**YOUR INSTRUCTIONS**
Search the records for the string "Department" and copy every line in which it appears.

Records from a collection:

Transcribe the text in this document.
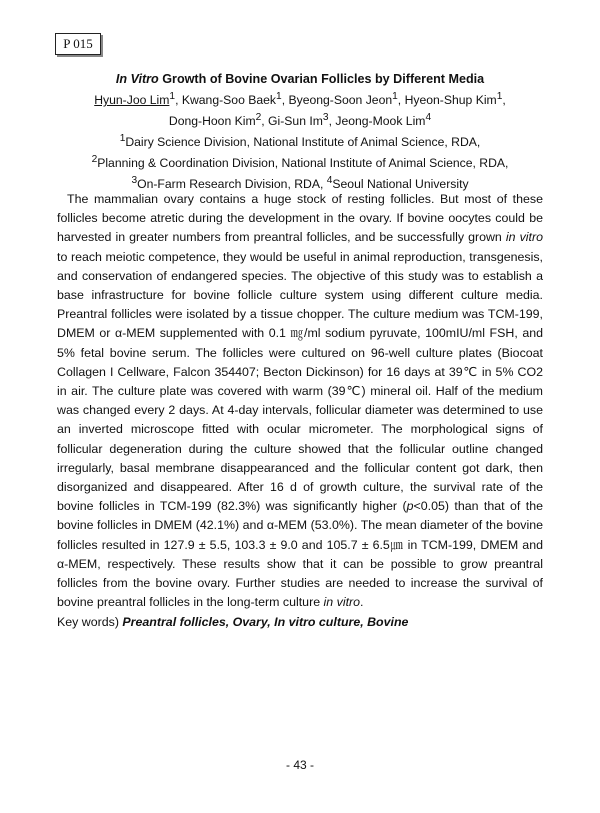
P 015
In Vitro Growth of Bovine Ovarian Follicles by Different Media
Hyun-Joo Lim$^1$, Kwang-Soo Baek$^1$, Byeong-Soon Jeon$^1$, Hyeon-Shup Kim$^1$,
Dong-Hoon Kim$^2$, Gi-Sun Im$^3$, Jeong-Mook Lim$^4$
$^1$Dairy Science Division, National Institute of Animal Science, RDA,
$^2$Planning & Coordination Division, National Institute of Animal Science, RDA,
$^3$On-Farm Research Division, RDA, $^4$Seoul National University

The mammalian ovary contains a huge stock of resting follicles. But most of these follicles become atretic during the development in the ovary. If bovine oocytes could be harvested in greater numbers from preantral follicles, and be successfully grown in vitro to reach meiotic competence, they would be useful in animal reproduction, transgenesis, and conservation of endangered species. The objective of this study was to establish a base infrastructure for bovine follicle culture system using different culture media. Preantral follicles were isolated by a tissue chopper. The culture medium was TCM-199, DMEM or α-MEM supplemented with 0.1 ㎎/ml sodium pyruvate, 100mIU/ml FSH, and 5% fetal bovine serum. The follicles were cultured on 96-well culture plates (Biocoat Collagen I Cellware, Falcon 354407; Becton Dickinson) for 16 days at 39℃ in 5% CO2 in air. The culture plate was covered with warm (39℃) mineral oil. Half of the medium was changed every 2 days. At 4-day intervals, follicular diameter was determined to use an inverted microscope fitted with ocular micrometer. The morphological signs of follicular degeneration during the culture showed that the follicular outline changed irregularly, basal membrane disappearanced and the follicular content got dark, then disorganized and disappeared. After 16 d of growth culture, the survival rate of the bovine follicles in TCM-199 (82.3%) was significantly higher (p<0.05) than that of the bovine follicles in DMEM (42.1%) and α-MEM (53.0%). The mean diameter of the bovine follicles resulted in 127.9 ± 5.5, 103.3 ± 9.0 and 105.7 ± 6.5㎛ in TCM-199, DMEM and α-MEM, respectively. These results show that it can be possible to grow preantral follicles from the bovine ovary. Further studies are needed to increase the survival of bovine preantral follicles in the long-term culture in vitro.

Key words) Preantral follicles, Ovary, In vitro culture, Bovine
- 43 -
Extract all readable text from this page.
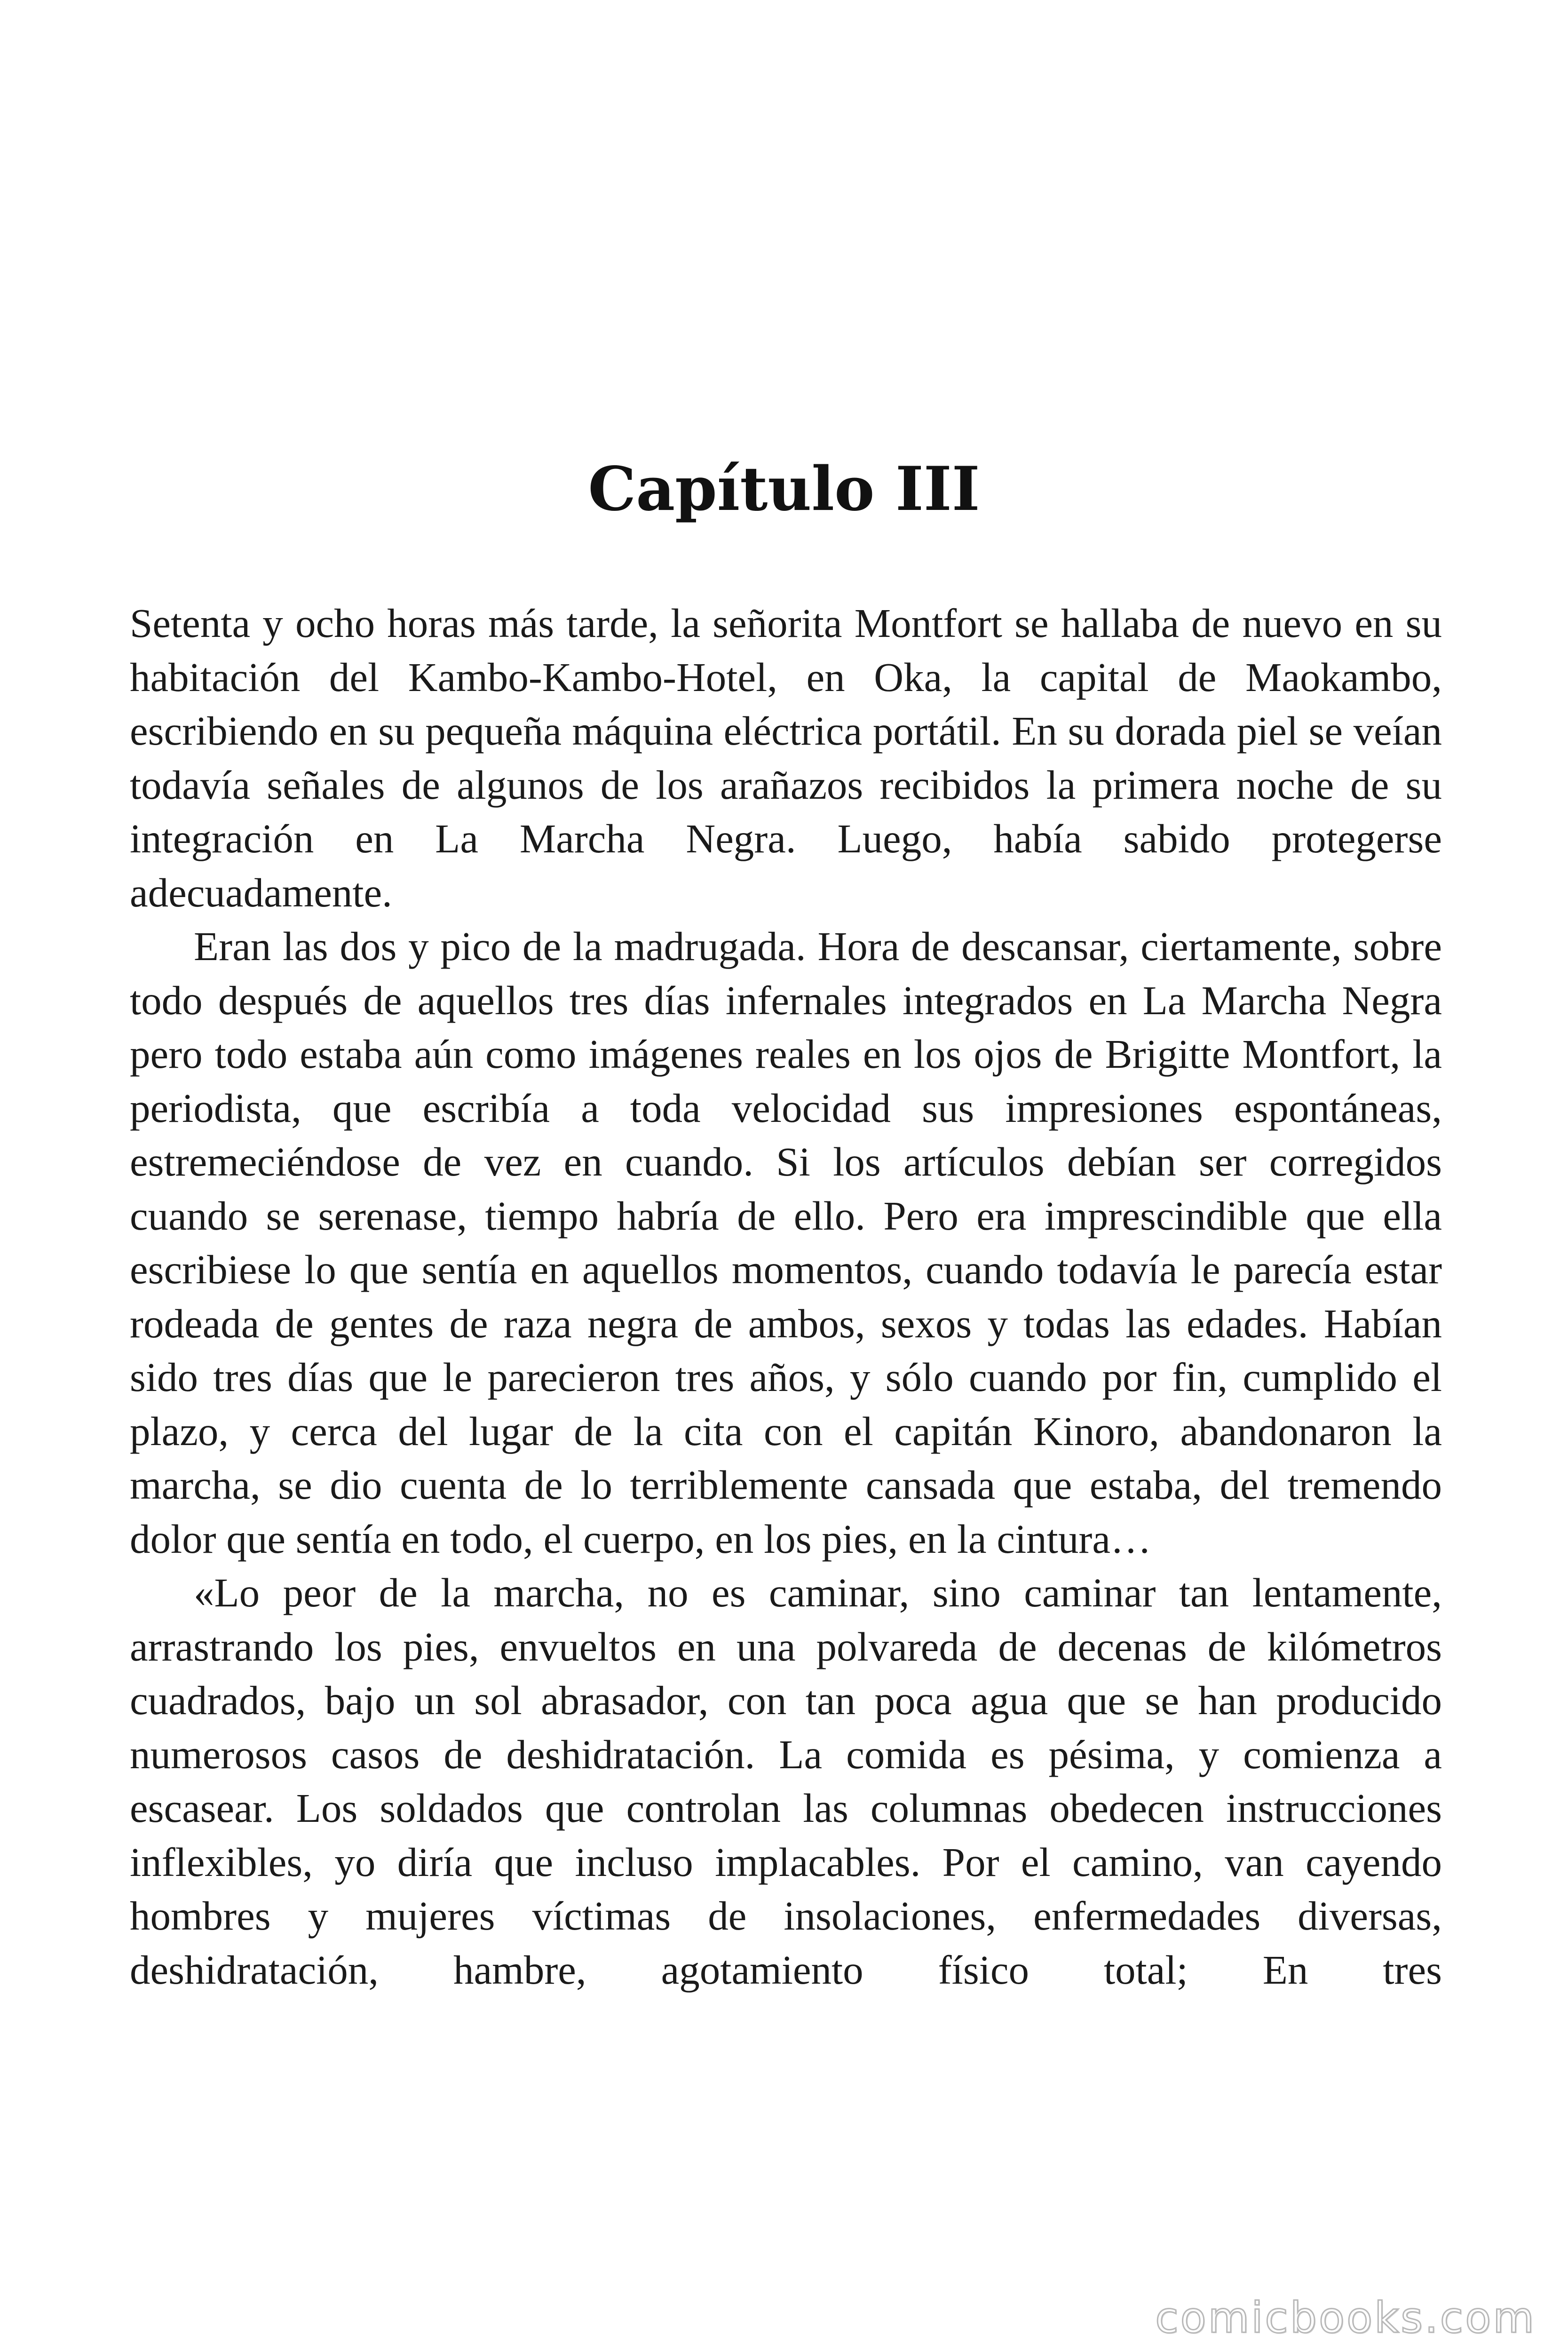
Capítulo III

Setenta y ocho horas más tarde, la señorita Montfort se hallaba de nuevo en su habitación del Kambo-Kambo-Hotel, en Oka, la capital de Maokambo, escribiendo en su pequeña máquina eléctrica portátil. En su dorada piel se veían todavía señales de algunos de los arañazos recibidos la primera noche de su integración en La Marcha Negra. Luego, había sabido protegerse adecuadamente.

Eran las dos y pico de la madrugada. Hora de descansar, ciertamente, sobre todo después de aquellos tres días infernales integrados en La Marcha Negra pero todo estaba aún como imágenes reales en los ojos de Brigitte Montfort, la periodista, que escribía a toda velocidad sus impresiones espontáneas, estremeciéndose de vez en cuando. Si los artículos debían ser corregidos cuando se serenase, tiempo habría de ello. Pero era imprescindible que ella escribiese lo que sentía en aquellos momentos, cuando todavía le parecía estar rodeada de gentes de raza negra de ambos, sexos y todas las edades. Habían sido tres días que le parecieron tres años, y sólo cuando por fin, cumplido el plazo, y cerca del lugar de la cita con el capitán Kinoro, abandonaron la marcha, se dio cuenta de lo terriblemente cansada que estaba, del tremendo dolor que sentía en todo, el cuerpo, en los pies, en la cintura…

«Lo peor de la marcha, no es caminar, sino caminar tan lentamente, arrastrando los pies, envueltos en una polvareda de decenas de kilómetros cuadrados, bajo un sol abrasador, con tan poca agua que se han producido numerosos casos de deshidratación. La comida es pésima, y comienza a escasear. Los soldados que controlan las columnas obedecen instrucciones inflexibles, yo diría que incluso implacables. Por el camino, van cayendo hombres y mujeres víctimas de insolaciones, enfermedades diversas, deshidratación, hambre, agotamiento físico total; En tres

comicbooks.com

--

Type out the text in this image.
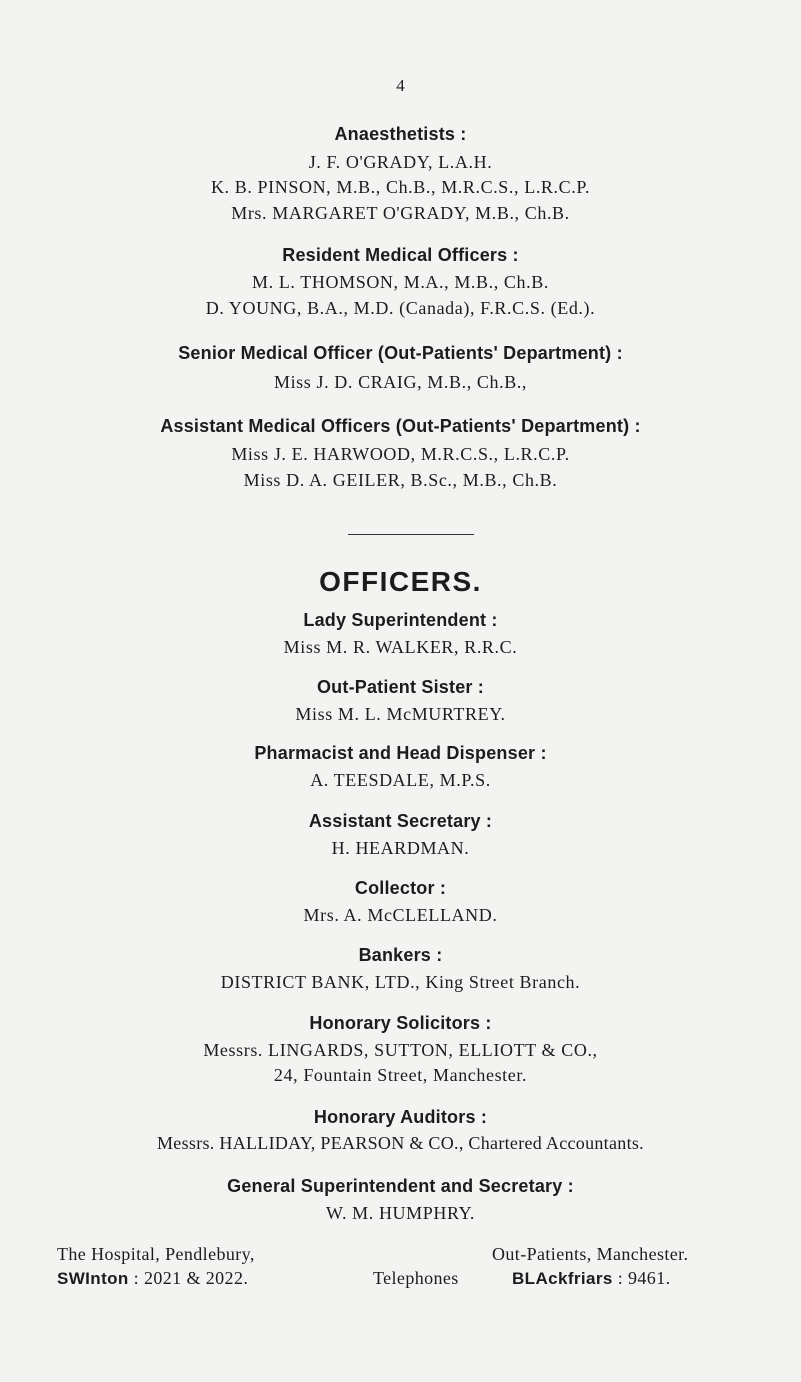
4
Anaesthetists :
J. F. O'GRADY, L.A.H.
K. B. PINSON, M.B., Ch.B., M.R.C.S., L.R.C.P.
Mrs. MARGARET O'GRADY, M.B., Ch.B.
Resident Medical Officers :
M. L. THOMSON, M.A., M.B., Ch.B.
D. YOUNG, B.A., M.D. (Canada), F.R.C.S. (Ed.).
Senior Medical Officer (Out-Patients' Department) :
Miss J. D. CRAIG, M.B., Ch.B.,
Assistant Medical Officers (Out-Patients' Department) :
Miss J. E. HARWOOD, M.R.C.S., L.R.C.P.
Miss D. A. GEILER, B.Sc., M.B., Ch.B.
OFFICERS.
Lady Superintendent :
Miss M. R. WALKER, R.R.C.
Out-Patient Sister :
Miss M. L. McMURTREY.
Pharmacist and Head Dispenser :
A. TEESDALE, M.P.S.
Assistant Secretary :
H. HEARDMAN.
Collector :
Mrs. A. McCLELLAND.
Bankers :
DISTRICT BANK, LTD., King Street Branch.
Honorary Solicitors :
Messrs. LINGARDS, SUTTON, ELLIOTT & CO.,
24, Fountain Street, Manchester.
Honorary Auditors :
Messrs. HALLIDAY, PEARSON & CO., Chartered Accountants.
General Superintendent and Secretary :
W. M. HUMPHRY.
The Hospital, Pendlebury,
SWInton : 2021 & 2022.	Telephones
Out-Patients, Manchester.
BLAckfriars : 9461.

**WRITTEN RESPONSE**
Senior Medical Officer (Out-Patients' Department) :
Assistant Medical Officers (Out-Patients' Department) :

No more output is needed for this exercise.